TASK
In the listing below, locate the lines that hold "Niederschlagsrate" and copy them.
**** ENTRIES PROVIDED
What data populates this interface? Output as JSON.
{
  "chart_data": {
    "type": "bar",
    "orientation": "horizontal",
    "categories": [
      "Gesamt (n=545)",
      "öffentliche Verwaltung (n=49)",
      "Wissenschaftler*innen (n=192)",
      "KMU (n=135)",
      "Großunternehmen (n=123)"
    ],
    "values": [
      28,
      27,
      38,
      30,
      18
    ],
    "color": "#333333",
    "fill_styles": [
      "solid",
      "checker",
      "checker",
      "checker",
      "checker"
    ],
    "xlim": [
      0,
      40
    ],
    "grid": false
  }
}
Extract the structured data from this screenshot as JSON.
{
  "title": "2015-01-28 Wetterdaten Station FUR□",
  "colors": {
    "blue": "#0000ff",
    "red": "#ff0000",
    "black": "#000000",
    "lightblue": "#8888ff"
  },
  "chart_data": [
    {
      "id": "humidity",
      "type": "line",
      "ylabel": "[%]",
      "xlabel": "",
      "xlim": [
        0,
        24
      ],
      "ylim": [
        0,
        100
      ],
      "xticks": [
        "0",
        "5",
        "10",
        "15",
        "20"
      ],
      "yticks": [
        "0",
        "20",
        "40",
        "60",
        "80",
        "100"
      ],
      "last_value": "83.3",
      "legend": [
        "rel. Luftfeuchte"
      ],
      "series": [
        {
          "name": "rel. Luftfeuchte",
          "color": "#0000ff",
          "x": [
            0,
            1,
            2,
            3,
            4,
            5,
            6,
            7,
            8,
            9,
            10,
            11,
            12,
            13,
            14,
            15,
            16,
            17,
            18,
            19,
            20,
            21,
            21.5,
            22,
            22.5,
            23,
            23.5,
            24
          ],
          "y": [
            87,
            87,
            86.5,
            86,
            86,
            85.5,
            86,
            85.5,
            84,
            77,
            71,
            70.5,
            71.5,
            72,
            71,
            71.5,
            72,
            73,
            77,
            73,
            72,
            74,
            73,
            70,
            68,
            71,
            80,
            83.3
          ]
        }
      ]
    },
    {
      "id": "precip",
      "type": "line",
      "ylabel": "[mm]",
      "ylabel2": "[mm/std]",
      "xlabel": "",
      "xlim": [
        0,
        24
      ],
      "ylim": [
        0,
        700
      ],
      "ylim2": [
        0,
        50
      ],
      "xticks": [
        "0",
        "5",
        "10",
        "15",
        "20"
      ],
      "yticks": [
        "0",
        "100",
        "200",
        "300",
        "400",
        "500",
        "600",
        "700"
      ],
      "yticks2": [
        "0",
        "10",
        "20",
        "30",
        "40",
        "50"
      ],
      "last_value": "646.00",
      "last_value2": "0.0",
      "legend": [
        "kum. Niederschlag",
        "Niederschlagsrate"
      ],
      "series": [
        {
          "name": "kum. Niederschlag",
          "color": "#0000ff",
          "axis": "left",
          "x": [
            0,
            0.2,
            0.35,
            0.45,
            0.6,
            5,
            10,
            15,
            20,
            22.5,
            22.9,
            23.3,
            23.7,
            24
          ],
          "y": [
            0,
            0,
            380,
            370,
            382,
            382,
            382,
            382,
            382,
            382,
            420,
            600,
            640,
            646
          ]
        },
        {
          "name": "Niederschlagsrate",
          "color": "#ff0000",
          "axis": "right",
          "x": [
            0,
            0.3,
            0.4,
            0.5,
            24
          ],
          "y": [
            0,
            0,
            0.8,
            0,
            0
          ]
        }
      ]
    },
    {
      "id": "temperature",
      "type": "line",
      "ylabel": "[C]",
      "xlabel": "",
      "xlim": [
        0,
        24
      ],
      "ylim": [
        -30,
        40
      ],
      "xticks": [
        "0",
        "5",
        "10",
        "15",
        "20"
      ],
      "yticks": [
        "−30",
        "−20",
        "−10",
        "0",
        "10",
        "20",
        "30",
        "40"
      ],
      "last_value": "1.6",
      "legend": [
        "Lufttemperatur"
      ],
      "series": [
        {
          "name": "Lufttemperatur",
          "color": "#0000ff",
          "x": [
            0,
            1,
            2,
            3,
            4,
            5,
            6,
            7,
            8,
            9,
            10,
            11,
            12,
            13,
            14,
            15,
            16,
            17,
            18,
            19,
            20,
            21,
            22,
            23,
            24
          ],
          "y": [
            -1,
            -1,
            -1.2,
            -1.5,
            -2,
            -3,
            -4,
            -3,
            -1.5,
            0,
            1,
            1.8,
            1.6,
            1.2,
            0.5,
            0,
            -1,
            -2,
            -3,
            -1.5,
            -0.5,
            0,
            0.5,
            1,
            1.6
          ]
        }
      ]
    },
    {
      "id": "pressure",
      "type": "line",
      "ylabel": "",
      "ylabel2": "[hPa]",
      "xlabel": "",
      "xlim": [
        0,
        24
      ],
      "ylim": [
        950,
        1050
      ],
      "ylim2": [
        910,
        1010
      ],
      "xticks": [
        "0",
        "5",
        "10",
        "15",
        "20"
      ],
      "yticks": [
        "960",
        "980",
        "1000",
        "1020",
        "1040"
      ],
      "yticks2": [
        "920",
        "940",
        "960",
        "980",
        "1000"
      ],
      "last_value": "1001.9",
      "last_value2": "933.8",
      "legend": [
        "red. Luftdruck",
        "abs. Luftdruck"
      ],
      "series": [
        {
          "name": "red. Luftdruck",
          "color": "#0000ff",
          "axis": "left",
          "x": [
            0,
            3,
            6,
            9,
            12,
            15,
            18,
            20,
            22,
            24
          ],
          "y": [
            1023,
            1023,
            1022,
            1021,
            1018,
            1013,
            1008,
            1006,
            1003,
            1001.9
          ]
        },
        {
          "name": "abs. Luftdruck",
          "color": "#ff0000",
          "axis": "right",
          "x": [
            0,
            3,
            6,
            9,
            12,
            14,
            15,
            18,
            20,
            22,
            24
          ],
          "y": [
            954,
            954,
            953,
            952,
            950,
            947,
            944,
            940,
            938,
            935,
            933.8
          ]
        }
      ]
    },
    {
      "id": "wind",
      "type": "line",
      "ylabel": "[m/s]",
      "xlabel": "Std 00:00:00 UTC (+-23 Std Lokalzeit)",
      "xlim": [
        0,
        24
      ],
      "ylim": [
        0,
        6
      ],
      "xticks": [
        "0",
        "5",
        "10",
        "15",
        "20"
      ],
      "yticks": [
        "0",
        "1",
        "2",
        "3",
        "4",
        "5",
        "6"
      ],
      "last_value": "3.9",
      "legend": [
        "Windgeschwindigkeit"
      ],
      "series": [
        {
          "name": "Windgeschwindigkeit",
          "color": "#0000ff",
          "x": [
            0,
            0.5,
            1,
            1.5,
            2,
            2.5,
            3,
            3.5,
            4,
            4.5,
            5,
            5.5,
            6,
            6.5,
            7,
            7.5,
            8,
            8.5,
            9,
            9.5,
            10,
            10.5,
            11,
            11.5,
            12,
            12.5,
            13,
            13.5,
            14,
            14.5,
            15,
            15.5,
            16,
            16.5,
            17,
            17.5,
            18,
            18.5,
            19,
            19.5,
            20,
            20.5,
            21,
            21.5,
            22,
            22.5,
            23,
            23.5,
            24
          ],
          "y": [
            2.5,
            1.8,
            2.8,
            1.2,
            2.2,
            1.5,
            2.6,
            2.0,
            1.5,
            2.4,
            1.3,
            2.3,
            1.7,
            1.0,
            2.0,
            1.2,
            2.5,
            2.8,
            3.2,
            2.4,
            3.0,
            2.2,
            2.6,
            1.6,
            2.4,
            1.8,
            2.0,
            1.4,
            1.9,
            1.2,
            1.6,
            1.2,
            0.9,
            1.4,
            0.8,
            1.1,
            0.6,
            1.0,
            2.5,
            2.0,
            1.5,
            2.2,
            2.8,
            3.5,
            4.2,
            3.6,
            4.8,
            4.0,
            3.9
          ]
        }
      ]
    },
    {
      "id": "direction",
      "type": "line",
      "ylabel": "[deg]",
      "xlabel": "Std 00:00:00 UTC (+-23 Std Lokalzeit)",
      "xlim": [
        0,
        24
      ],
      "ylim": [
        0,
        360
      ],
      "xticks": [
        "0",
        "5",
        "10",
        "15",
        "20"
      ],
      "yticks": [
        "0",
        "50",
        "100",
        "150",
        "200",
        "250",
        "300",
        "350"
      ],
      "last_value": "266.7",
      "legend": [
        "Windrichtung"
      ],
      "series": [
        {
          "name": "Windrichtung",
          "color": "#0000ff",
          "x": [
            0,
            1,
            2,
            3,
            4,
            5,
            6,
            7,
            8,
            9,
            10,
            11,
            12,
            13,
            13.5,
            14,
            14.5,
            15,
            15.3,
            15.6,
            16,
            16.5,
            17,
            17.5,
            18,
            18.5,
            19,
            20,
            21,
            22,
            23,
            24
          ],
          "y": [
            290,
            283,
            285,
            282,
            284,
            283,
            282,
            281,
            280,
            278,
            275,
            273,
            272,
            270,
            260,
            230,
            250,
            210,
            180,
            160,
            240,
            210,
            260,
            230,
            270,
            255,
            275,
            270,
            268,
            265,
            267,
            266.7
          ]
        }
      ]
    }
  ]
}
********
WRITTEN ANSWER
        "Niederschlagsrate"
          "name": "Niederschlagsrate",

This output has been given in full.